- **DATASET**:
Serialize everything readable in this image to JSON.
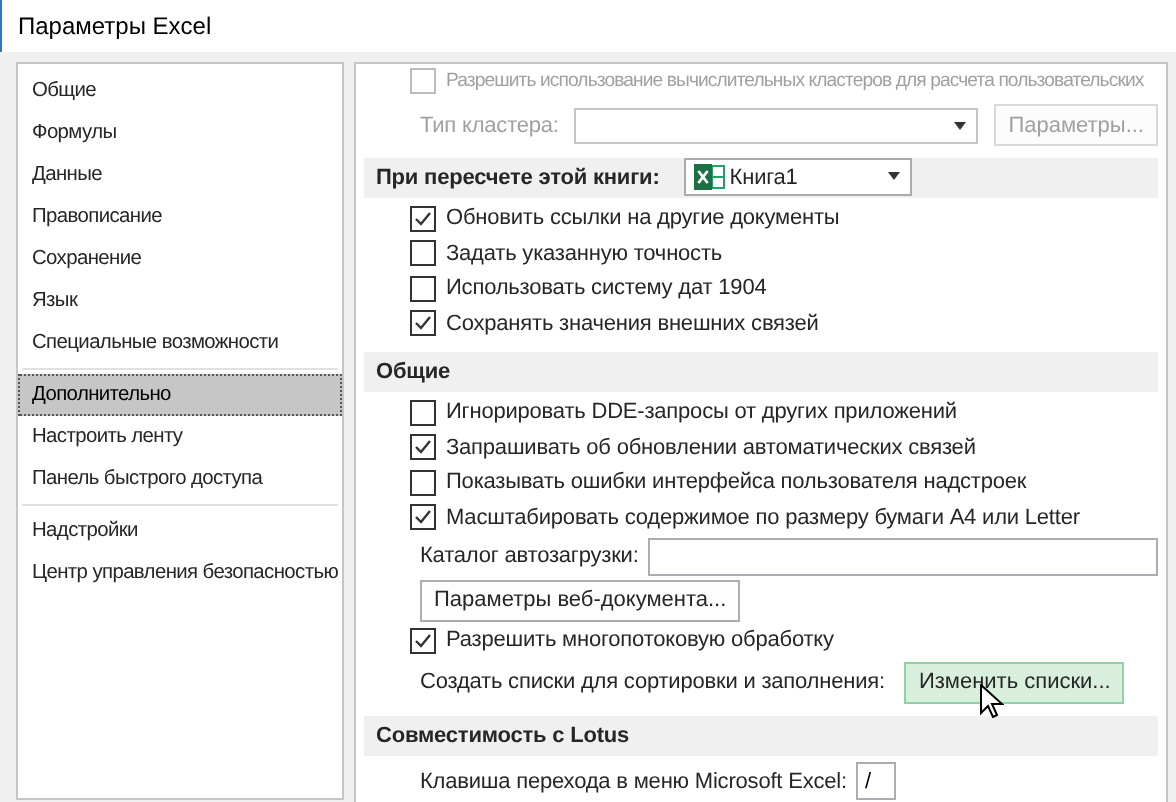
{
  "window": {
    "title": "Параметры Excel"
  },
  "sidebar": {
    "groups": [
      [
        {
          "label": "Общие",
          "selected": false
        },
        {
          "label": "Формулы",
          "selected": false
        },
        {
          "label": "Данные",
          "selected": false
        },
        {
          "label": "Правописание",
          "selected": false
        },
        {
          "label": "Сохранение",
          "selected": false
        },
        {
          "label": "Язык",
          "selected": false
        },
        {
          "label": "Специальные возможности",
          "selected": false
        }
      ],
      [
        {
          "label": "Дополнительно",
          "selected": true
        },
        {
          "label": "Настроить ленту",
          "selected": false
        },
        {
          "label": "Панель быстрого доступа",
          "selected": false
        }
      ],
      [
        {
          "label": "Надстройки",
          "selected": false
        },
        {
          "label": "Центр управления безопасностью",
          "selected": false
        }
      ]
    ]
  },
  "content": {
    "rows": [
      {
        "kind": "checkbox",
        "label": "Разрешить использование вычислительных кластеров для расчета пользовательских",
        "checked": false,
        "disabled": true
      },
      {
        "kind": "combo",
        "label": "Тип кластера:",
        "button": "Параметры...",
        "disabled": true
      },
      {
        "kind": "header",
        "label": "При пересчете этой книги:",
        "dropdown": "Книга1"
      },
      {
        "kind": "checkbox",
        "label": "Обновить ссылки на другие документы",
        "checked": true,
        "disabled": false
      },
      {
        "kind": "checkbox",
        "label": "Задать указанную точность",
        "checked": false,
        "disabled": false
      },
      {
        "kind": "checkbox",
        "label": "Использовать систему дат 1904",
        "checked": false,
        "disabled": false
      },
      {
        "kind": "checkbox",
        "label": "Сохранять значения внешних связей",
        "checked": true,
        "disabled": false
      },
      {
        "kind": "header",
        "label": "Общие"
      },
      {
        "kind": "checkbox",
        "label": "Игнорировать DDE-запросы от других приложений",
        "checked": false,
        "disabled": false
      },
      {
        "kind": "checkbox",
        "label": "Запрашивать об обновлении автоматических связей",
        "checked": true,
        "disabled": false
      },
      {
        "kind": "checkbox",
        "label": "Показывать ошибки интерфейса пользователя надстроек",
        "checked": false,
        "disabled": false
      },
      {
        "kind": "checkbox",
        "label": "Масштабировать содержимое по размеру бумаги A4 или Letter",
        "checked": true,
        "disabled": false
      },
      {
        "kind": "field",
        "label": "Каталог автозагрузки:"
      },
      {
        "kind": "button",
        "label": "Параметры веб-документа...",
        "hovered": false
      },
      {
        "kind": "checkbox",
        "label": "Разрешить многопотоковую обработку",
        "checked": true,
        "disabled": false
      },
      {
        "kind": "label_button",
        "label": "Создать списки для сортировки и заполнения:",
        "button": "Изменить списки...",
        "hovered": true
      },
      {
        "kind": "header",
        "label": "Совместимость с Lotus"
      },
      {
        "kind": "short_field",
        "label": "Клавиша перехода в меню Microsoft Excel:",
        "value": "/"
      }
    ]
  }
}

- **WHAT YOU SHOULD DO**: A faithful copy of the records above is needed, with the pictures left out.

- **TASK SOLUTION**:
Serialize everything readable in this image to JSON.
{
  "window": {
    "title": "Параметры Excel"
  },
  "sidebar": {
    "groups": [
      [
        {
          "label": "Общие",
          "selected": false
        },
        {
          "label": "Формулы",
          "selected": false
        },
        {
          "label": "Данные",
          "selected": false
        },
        {
          "label": "Правописание",
          "selected": false
        },
        {
          "label": "Сохранение",
          "selected": false
        },
        {
          "label": "Язык",
          "selected": false
        },
        {
          "label": "Специальные возможности",
          "selected": false
        }
      ],
      [
        {
          "label": "Дополнительно",
          "selected": true
        },
        {
          "label": "Настроить ленту",
          "selected": false
        },
        {
          "label": "Панель быстрого доступа",
          "selected": false
        }
      ],
      [
        {
          "label": "Надстройки",
          "selected": false
        },
        {
          "label": "Центр управления безопасностью",
          "selected": false
        }
      ]
    ]
  },
  "content": {
    "rows": [
      {
        "kind": "checkbox",
        "label": "Разрешить использование вычислительных кластеров для расчета пользовательских",
        "checked": false,
        "disabled": true
      },
      {
        "kind": "combo",
        "label": "Тип кластера:",
        "button": "Параметры...",
        "disabled": true
      },
      {
        "kind": "header",
        "label": "При пересчете этой книги:",
        "dropdown": "Книга1"
      },
      {
        "kind": "checkbox",
        "label": "Обновить ссылки на другие документы",
        "checked": true,
        "disabled": false
      },
      {
        "kind": "checkbox",
        "label": "Задать указанную точность",
        "checked": false,
        "disabled": false
      },
      {
        "kind": "checkbox",
        "label": "Использовать систему дат 1904",
        "checked": false,
        "disabled": false
      },
      {
        "kind": "checkbox",
        "label": "Сохранять значения внешних связей",
        "checked": true,
        "disabled": false
      },
      {
        "kind": "header",
        "label": "Общие"
      },
      {
        "kind": "checkbox",
        "label": "Игнорировать DDE-запросы от других приложений",
        "checked": false,
        "disabled": false
      },
      {
        "kind": "checkbox",
        "label": "Запрашивать об обновлении автоматических связей",
        "checked": true,
        "disabled": false
      },
      {
        "kind": "checkbox",
        "label": "Показывать ошибки интерфейса пользователя надстроек",
        "checked": false,
        "disabled": false
      },
      {
        "kind": "checkbox",
        "label": "Масштабировать содержимое по размеру бумаги A4 или Letter",
        "checked": true,
        "disabled": false
      },
      {
        "kind": "field",
        "label": "Каталог автозагрузки:"
      },
      {
        "kind": "button",
        "label": "Параметры веб-документа...",
        "hovered": false
      },
      {
        "kind": "checkbox",
        "label": "Разрешить многопотоковую обработку",
        "checked": true,
        "disabled": false
      },
      {
        "kind": "label_button",
        "label": "Создать списки для сортировки и заполнения:",
        "button": "Изменить списки...",
        "hovered": true
      },
      {
        "kind": "header",
        "label": "Совместимость с Lotus"
      },
      {
        "kind": "short_field",
        "label": "Клавиша перехода в меню Microsoft Excel:",
        "value": "/"
      }
    ]
  }
}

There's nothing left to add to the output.